==== SUPPLIED DATA

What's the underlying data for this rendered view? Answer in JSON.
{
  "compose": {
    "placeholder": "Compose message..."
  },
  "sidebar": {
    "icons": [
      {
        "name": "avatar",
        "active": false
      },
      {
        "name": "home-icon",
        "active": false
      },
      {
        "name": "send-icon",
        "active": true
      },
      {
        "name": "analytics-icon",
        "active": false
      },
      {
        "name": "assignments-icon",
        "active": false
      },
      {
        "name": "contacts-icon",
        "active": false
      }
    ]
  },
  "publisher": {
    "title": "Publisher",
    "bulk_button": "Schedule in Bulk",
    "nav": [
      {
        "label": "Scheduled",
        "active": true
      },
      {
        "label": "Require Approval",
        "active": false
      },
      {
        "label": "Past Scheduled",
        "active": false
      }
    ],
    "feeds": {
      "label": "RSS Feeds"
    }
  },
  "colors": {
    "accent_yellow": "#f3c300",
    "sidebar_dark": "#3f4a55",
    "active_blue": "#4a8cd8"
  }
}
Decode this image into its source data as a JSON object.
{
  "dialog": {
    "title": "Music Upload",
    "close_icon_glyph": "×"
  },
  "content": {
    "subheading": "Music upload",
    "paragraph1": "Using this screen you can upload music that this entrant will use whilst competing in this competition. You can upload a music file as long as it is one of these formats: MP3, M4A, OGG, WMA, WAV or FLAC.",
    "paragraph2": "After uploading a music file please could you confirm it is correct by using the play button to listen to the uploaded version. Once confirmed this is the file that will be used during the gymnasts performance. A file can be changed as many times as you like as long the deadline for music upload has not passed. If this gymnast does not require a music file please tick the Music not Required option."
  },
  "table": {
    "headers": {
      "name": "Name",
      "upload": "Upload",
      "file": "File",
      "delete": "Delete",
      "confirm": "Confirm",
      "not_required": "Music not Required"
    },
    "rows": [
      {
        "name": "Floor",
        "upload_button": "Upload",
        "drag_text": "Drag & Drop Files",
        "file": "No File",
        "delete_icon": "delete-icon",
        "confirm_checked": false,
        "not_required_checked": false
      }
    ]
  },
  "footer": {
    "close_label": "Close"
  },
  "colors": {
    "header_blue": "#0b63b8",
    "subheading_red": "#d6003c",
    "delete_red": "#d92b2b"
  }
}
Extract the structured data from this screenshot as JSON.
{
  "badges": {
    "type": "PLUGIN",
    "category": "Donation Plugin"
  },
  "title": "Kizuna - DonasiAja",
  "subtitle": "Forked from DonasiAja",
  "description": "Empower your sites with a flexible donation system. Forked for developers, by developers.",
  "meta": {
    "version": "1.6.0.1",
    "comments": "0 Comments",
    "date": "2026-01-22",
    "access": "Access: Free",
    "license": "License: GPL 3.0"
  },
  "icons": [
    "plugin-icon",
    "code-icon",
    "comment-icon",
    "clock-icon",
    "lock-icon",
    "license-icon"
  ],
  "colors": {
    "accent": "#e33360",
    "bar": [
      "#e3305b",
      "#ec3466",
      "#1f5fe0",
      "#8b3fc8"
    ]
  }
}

========

DIRECTIVE: Would you restate each of the entries word for word?

RESULT OF THE TASK:
What's the underlying data for this rendered view? Answer in JSON.
{
  "compose": {
    "placeholder": "Compose message..."
  },
  "sidebar": {
    "icons": [
      {
        "name": "avatar",
        "active": false
      },
      {
        "name": "home-icon",
        "active": false
      },
      {
        "name": "send-icon",
        "active": true
      },
      {
        "name": "analytics-icon",
        "active": false
      },
      {
        "name": "assignments-icon",
        "active": false
      },
      {
        "name": "contacts-icon",
        "active": false
      }
    ]
  },
  "publisher": {
    "title": "Publisher",
    "bulk_button": "Schedule in Bulk",
    "nav": [
      {
        "label": "Scheduled",
        "active": true
      },
      {
        "label": "Require Approval",
        "active": false
      },
      {
        "label": "Past Scheduled",
        "active": false
      }
    ],
    "feeds": {
      "label": "RSS Feeds"
    }
  },
  "colors": {
    "accent_yellow": "#f3c300",
    "sidebar_dark": "#3f4a55",
    "active_blue": "#4a8cd8"
  }
}
Decode this image into its source data as a JSON object.
{
  "dialog": {
    "title": "Music Upload",
    "close_icon_glyph": "×"
  },
  "content": {
    "subheading": "Music upload",
    "paragraph1": "Using this screen you can upload music that this entrant will use whilst competing in this competition. You can upload a music file as long as it is one of these formats: MP3, M4A, OGG, WMA, WAV or FLAC.",
    "paragraph2": "After uploading a music file please could you confirm it is correct by using the play button to listen to the uploaded version. Once confirmed this is the file that will be used during the gymnasts performance. A file can be changed as many times as you like as long the deadline for music upload has not passed. If this gymnast does not require a music file please tick the Music not Required option."
  },
  "table": {
    "headers": {
      "name": "Name",
      "upload": "Upload",
      "file": "File",
      "delete": "Delete",
      "confirm": "Confirm",
      "not_required": "Music not Required"
    },
    "rows": [
      {
        "name": "Floor",
        "upload_button": "Upload",
        "drag_text": "Drag & Drop Files",
        "file": "No File",
        "delete_icon": "delete-icon",
        "confirm_checked": false,
        "not_required_checked": false
      }
    ]
  },
  "footer": {
    "close_label": "Close"
  },
  "colors": {
    "header_blue": "#0b63b8",
    "subheading_red": "#d6003c",
    "delete_red": "#d92b2b"
  }
}
Extract the structured data from this screenshot as JSON.
{
  "badges": {
    "type": "PLUGIN",
    "category": "Donation Plugin"
  },
  "title": "Kizuna - DonasiAja",
  "subtitle": "Forked from DonasiAja",
  "description": "Empower your sites with a flexible donation system. Forked for developers, by developers.",
  "meta": {
    "version": "1.6.0.1",
    "comments": "0 Comments",
    "date": "2026-01-22",
    "access": "Access: Free",
    "license": "License: GPL 3.0"
  },
  "icons": [
    "plugin-icon",
    "code-icon",
    "comment-icon",
    "clock-icon",
    "lock-icon",
    "license-icon"
  ],
  "colors": {
    "accent": "#e33360",
    "bar": [
      "#e3305b",
      "#ec3466",
      "#1f5fe0",
      "#8b3fc8"
    ]
  }
}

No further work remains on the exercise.